(Extracted data entries)
(begin)

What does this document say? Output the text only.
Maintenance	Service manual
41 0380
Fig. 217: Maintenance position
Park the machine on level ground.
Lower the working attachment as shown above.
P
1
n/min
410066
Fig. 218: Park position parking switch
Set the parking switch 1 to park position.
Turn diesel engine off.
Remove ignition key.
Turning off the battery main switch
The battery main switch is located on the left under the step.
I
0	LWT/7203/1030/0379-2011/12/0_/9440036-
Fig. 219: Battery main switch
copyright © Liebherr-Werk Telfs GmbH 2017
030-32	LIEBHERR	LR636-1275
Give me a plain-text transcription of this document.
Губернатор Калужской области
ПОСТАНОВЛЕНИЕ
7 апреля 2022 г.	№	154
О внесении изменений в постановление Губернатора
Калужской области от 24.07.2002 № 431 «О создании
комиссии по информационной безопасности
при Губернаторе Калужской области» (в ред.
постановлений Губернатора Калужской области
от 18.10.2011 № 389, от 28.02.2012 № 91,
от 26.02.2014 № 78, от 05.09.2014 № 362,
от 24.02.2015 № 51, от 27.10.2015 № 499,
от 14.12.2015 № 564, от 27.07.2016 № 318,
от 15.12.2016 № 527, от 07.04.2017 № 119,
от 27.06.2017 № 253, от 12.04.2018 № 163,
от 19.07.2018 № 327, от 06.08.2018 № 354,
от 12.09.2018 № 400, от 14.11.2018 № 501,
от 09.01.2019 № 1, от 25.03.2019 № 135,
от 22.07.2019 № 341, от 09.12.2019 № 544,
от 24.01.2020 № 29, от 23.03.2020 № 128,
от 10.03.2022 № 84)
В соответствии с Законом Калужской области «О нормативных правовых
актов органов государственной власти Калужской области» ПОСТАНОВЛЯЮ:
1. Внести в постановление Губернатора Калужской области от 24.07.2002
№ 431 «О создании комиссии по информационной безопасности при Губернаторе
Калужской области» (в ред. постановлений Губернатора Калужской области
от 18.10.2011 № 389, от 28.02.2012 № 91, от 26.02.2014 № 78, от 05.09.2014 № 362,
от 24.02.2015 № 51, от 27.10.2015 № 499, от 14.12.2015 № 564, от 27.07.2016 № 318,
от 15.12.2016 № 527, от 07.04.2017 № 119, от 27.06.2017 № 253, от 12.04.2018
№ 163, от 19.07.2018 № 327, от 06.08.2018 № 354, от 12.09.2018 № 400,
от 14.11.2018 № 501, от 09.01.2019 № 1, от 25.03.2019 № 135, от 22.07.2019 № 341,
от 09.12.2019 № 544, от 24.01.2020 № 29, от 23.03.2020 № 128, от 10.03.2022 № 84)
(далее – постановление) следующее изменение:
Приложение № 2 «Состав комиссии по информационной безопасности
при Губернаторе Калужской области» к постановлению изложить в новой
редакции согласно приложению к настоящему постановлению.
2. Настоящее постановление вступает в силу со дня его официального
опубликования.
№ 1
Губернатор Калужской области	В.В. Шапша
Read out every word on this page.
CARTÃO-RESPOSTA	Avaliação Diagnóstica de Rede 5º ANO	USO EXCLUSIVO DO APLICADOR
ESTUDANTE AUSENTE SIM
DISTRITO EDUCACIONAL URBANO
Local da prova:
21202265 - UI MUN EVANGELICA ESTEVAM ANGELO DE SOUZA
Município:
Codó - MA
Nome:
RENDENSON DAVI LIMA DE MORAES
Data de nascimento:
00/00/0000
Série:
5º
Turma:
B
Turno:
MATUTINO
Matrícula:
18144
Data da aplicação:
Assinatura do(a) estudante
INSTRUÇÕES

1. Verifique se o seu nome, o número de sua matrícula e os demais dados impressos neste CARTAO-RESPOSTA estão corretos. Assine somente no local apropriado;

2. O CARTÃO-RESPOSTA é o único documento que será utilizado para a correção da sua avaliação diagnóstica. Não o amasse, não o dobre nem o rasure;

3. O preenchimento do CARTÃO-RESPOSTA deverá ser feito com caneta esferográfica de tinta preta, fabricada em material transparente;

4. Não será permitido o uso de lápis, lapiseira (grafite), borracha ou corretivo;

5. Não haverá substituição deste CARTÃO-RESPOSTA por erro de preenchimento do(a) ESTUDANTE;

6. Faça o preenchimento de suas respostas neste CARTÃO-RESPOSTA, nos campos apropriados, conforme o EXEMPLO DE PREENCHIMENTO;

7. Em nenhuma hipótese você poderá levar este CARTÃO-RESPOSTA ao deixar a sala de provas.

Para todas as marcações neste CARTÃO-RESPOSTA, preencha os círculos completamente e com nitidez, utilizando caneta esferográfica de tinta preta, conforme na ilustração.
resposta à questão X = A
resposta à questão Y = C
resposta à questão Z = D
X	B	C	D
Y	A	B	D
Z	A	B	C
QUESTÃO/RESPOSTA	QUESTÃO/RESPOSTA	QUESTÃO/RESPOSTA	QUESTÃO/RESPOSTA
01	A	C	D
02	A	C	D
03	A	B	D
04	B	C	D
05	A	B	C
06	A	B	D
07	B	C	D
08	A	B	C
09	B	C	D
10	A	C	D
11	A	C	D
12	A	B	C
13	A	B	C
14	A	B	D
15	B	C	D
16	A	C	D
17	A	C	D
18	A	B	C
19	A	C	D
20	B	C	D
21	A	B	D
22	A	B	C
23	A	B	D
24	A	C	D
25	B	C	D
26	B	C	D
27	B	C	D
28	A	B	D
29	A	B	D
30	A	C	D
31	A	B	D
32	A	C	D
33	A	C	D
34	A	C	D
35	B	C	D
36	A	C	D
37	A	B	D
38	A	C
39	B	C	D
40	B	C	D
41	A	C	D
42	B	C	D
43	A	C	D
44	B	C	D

(end)

**Required task**
Your task is to repeat each line of the material exactly.

**Task output**
What does this document say? Output the text only.
Maintenance	Service manual
41 0380
Fig. 217: Maintenance position
Park the machine on level ground.
Lower the working attachment as shown above.
P
1
n/min
410066
Fig. 218: Park position parking switch
Set the parking switch 1 to park position.
Turn diesel engine off.
Remove ignition key.
Turning off the battery main switch
The battery main switch is located on the left under the step.
I
0	LWT/7203/1030/0379-2011/12/0_/9440036-
Fig. 219: Battery main switch
copyright © Liebherr-Werk Telfs GmbH 2017
030-32	LIEBHERR	LR636-1275
Give me a plain-text transcription of this document.
Губернатор Калужской области
ПОСТАНОВЛЕНИЕ
7 апреля 2022 г.	№	154
О внесении изменений в постановление Губернатора
Калужской области от 24.07.2002 № 431 «О создании
комиссии по информационной безопасности
при Губернаторе Калужской области» (в ред.
постановлений Губернатора Калужской области
от 18.10.2011 № 389, от 28.02.2012 № 91,
от 26.02.2014 № 78, от 05.09.2014 № 362,
от 24.02.2015 № 51, от 27.10.2015 № 499,
от 14.12.2015 № 564, от 27.07.2016 № 318,
от 15.12.2016 № 527, от 07.04.2017 № 119,
от 27.06.2017 № 253, от 12.04.2018 № 163,
от 19.07.2018 № 327, от 06.08.2018 № 354,
от 12.09.2018 № 400, от 14.11.2018 № 501,
от 09.01.2019 № 1, от 25.03.2019 № 135,
от 22.07.2019 № 341, от 09.12.2019 № 544,
от 24.01.2020 № 29, от 23.03.2020 № 128,
от 10.03.2022 № 84)
В соответствии с Законом Калужской области «О нормативных правовых
актов органов государственной власти Калужской области» ПОСТАНОВЛЯЮ:
1. Внести в постановление Губернатора Калужской области от 24.07.2002
№ 431 «О создании комиссии по информационной безопасности при Губернаторе
Калужской области» (в ред. постановлений Губернатора Калужской области
от 18.10.2011 № 389, от 28.02.2012 № 91, от 26.02.2014 № 78, от 05.09.2014 № 362,
от 24.02.2015 № 51, от 27.10.2015 № 499, от 14.12.2015 № 564, от 27.07.2016 № 318,
от 15.12.2016 № 527, от 07.04.2017 № 119, от 27.06.2017 № 253, от 12.04.2018
№ 163, от 19.07.2018 № 327, от 06.08.2018 № 354, от 12.09.2018 № 400,
от 14.11.2018 № 501, от 09.01.2019 № 1, от 25.03.2019 № 135, от 22.07.2019 № 341,
от 09.12.2019 № 544, от 24.01.2020 № 29, от 23.03.2020 № 128, от 10.03.2022 № 84)
(далее – постановление) следующее изменение:
Приложение № 2 «Состав комиссии по информационной безопасности
при Губернаторе Калужской области» к постановлению изложить в новой
редакции согласно приложению к настоящему постановлению.
2. Настоящее постановление вступает в силу со дня его официального
опубликования.
№ 1
Губернатор Калужской области	В.В. Шапша
Read out every word on this page.
CARTÃO-RESPOSTA	Avaliação Diagnóstica de Rede 5º ANO	USO EXCLUSIVO DO APLICADOR
ESTUDANTE AUSENTE SIM
DISTRITO EDUCACIONAL URBANO
Local da prova:
21202265 - UI MUN EVANGELICA ESTEVAM ANGELO DE SOUZA
Município:
Codó - MA
Nome:
RENDENSON DAVI LIMA DE MORAES
Data de nascimento:
00/00/0000
Série:
5º
Turma:
B
Turno:
MATUTINO
Matrícula:
18144
Data da aplicação:
Assinatura do(a) estudante
INSTRUÇÕES

1. Verifique se o seu nome, o número de sua matrícula e os demais dados impressos neste CARTAO-RESPOSTA estão corretos. Assine somente no local apropriado;

2. O CARTÃO-RESPOSTA é o único documento que será utilizado para a correção da sua avaliação diagnóstica. Não o amasse, não o dobre nem o rasure;

3. O preenchimento do CARTÃO-RESPOSTA deverá ser feito com caneta esferográfica de tinta preta, fabricada em material transparente;

4. Não será permitido o uso de lápis, lapiseira (grafite), borracha ou corretivo;

5. Não haverá substituição deste CARTÃO-RESPOSTA por erro de preenchimento do(a) ESTUDANTE;

6. Faça o preenchimento de suas respostas neste CARTÃO-RESPOSTA, nos campos apropriados, conforme o EXEMPLO DE PREENCHIMENTO;

7. Em nenhuma hipótese você poderá levar este CARTÃO-RESPOSTA ao deixar a sala de provas.

Para todas as marcações neste CARTÃO-RESPOSTA, preencha os círculos completamente e com nitidez, utilizando caneta esferográfica de tinta preta, conforme na ilustração.
resposta à questão X = A
resposta à questão Y = C
resposta à questão Z = D
X	B	C	D
Y	A	B	D
Z	A	B	C
QUESTÃO/RESPOSTA	QUESTÃO/RESPOSTA	QUESTÃO/RESPOSTA	QUESTÃO/RESPOSTA
01	A	C	D
02	A	C	D
03	A	B	D
04	B	C	D
05	A	B	C
06	A	B	D
07	B	C	D
08	A	B	C
09	B	C	D
10	A	C	D
11	A	C	D
12	A	B	C
13	A	B	C
14	A	B	D
15	B	C	D
16	A	C	D
17	A	C	D
18	A	B	C
19	A	C	D
20	B	C	D
21	A	B	D
22	A	B	C
23	A	B	D
24	A	C	D
25	B	C	D
26	B	C	D
27	B	C	D
28	A	B	D
29	A	B	D
30	A	C	D
31	A	B	D
32	A	C	D
33	A	C	D
34	A	C	D
35	B	C	D
36	A	C	D
37	A	B	D
38	A	C
39	B	C	D
40	B	C	D
41	A	C	D
42	B	C	D
43	A	C	D
44	B	C	D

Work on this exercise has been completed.